• _PROBLEM DESCRIPTION_:
Tally every line featuring "channels", then give that tally alone.
— begin —
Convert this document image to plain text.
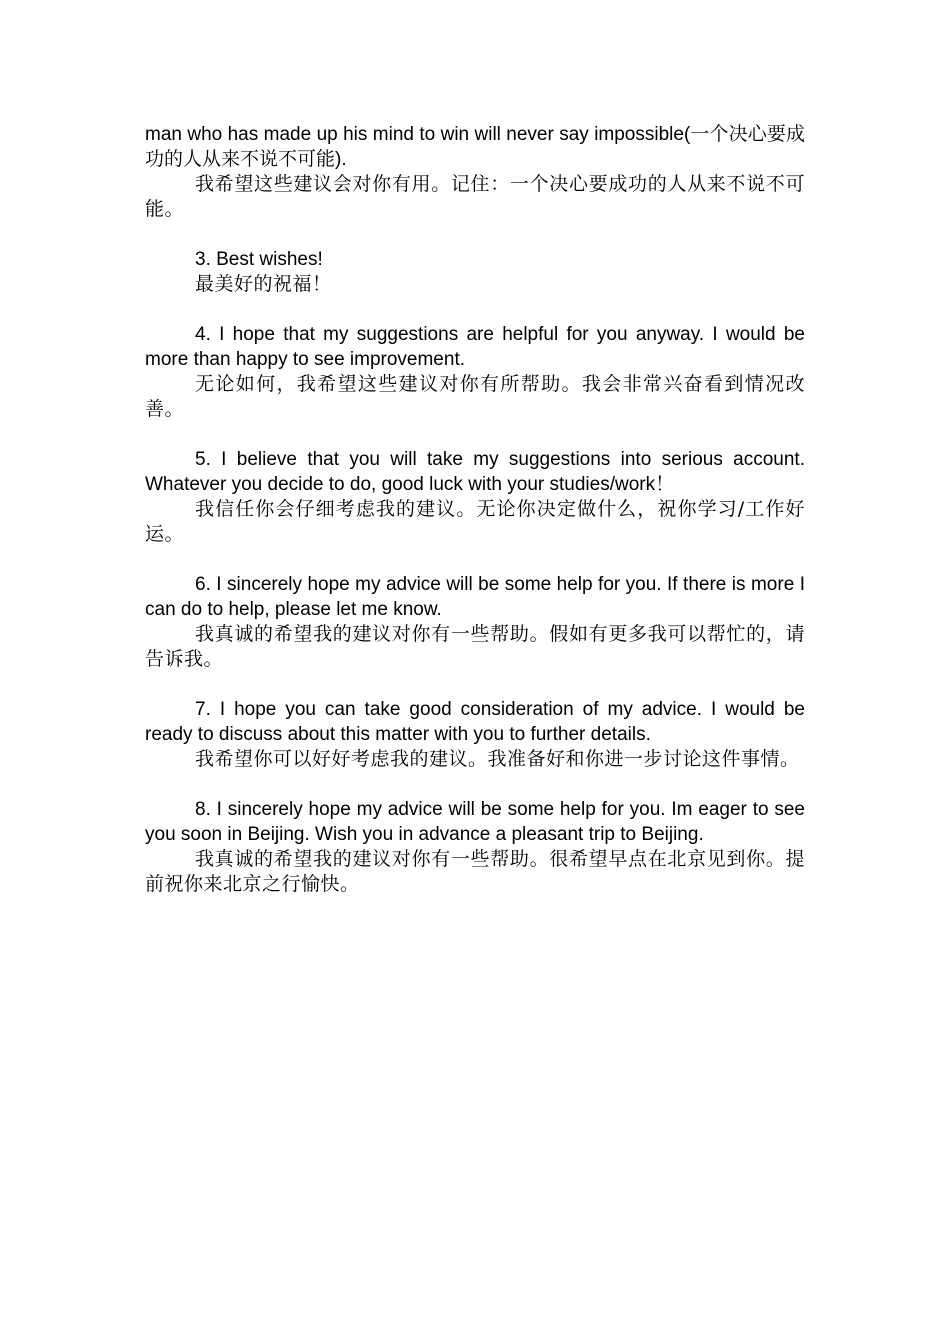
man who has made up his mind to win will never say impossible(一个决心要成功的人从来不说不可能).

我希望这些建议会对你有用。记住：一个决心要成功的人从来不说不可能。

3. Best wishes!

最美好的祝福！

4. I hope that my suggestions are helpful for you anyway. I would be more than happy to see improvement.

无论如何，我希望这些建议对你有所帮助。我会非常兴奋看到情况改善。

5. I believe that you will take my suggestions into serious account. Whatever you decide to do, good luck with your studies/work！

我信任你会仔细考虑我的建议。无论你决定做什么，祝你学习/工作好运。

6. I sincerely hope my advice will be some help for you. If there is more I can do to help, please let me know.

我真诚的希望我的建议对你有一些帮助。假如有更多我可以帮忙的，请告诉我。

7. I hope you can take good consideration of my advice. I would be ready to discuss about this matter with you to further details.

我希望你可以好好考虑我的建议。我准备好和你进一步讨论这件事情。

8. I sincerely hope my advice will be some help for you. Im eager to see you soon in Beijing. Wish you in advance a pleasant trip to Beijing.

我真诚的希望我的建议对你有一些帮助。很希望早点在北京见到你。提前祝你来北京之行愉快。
— end —
— begin —
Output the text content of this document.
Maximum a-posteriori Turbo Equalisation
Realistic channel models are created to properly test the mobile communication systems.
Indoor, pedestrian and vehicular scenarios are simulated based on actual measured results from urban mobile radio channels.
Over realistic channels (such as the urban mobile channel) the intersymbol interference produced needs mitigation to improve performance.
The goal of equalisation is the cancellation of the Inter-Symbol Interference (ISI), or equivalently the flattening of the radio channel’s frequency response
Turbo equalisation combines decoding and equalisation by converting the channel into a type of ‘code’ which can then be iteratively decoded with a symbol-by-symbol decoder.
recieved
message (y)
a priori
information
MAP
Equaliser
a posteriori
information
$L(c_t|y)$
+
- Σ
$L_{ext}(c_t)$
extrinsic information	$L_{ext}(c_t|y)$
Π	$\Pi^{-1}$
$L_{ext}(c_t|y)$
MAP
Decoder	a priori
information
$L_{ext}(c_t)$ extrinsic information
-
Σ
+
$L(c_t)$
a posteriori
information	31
— end —
• _IN RESPONSE_:
2